YOUR INSTRUCTIONS —
Only the pictures are left out: repeat the rest of the entries exactly.

[start RECORD LIST]

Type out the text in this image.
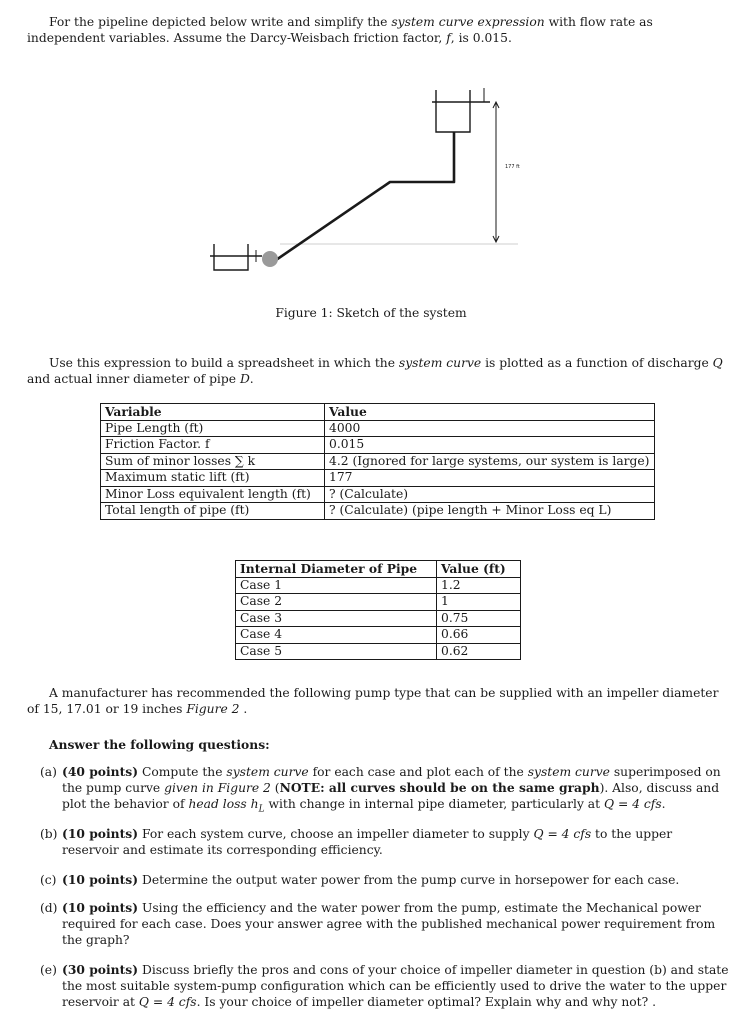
For the pipeline depicted below write and simplify the system curve expression with flow rate as independent variables. Assume the Darcy-Weisbach friction factor, f, is 0.015.
177 ft
Figure 1: Sketch of the system
Use this expression to build a spreadsheet in which the system curve is plotted as a function of discharge Q and actual inner diameter of pipe D.
Variable	Value
Pipe Length (ft)	4000
Friction Factor. f	0.015
Sum of minor losses ∑ k	4.2 (Ignored for large systems, our system is large)
Maximum static lift (ft)	177
Minor Loss equivalent length (ft)	? (Calculate)
Total length of pipe (ft)	? (Calculate) (pipe length + Minor Loss eq L)
Internal Diameter of Pipe	Value (ft)
Case 1	1.2
Case 2	1
Case 3	0.75
Case 4	0.66
Case 5	0.62
A manufacturer has recommended the following pump type that can be supplied with an impeller diameter of 15, 17.01 or 19 inches Figure 2 .
Answer the following questions:
(a) (40 points) Compute the system curve for each case and plot each of the system curve superimposed on the pump curve given in Figure 2 (NOTE: all curves should be on the same graph). Also, discuss and plot the behavior of head loss $h_L$ with change in internal pipe diameter, particularly at Q = 4 cfs.
(b) (10 points) For each system curve, choose an impeller diameter to supply Q = 4 cfs to the upper reservoir and estimate its corresponding efficiency.
(c) (10 points) Determine the output water power from the pump curve in horsepower for each case.
(d) (10 points) Using the efficiency and the water power from the pump, estimate the Mechanical power required for each case. Does your answer agree with the published mechanical power requirement from the graph?
(e) (30 points) Discuss briefly the pros and cons of your choice of impeller diameter in question (b) and state the most suitable system-pump configuration which can be efficiently used to drive the water to the upper reservoir at Q = 4 cfs. Is your choice of impeller diameter optimal? Explain why and why not? .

[end RECORD LIST]

ANSWER TO THIS EXERCISE —
Type out the text in this image.
For the pipeline depicted below write and simplify the system curve expression with flow rate as independent variables. Assume the Darcy-Weisbach friction factor, f, is 0.015.
177 ft
Figure 1: Sketch of the system
Use this expression to build a spreadsheet in which the system curve is plotted as a function of discharge Q and actual inner diameter of pipe D.
Variable	Value
Pipe Length (ft)	4000
Friction Factor. f	0.015
Sum of minor losses ∑ k	4.2 (Ignored for large systems, our system is large)
Maximum static lift (ft)	177
Minor Loss equivalent length (ft)	? (Calculate)
Total length of pipe (ft)	? (Calculate) (pipe length + Minor Loss eq L)
Internal Diameter of Pipe	Value (ft)
Case 1	1.2
Case 2	1
Case 3	0.75
Case 4	0.66
Case 5	0.62
A manufacturer has recommended the following pump type that can be supplied with an impeller diameter of 15, 17.01 or 19 inches Figure 2 .
Answer the following questions:
(a) (40 points) Compute the system curve for each case and plot each of the system curve superimposed on the pump curve given in Figure 2 (NOTE: all curves should be on the same graph). Also, discuss and plot the behavior of head loss $h_L$ with change in internal pipe diameter, particularly at Q = 4 cfs.
(b) (10 points) For each system curve, choose an impeller diameter to supply Q = 4 cfs to the upper reservoir and estimate its corresponding efficiency.
(c) (10 points) Determine the output water power from the pump curve in horsepower for each case.
(d) (10 points) Using the efficiency and the water power from the pump, estimate the Mechanical power required for each case. Does your answer agree with the published mechanical power requirement from the graph?
(e) (30 points) Discuss briefly the pros and cons of your choice of impeller diameter in question (b) and state the most suitable system-pump configuration which can be efficiently used to drive the water to the upper reservoir at Q = 4 cfs. Is your choice of impeller diameter optimal? Explain why and why not? .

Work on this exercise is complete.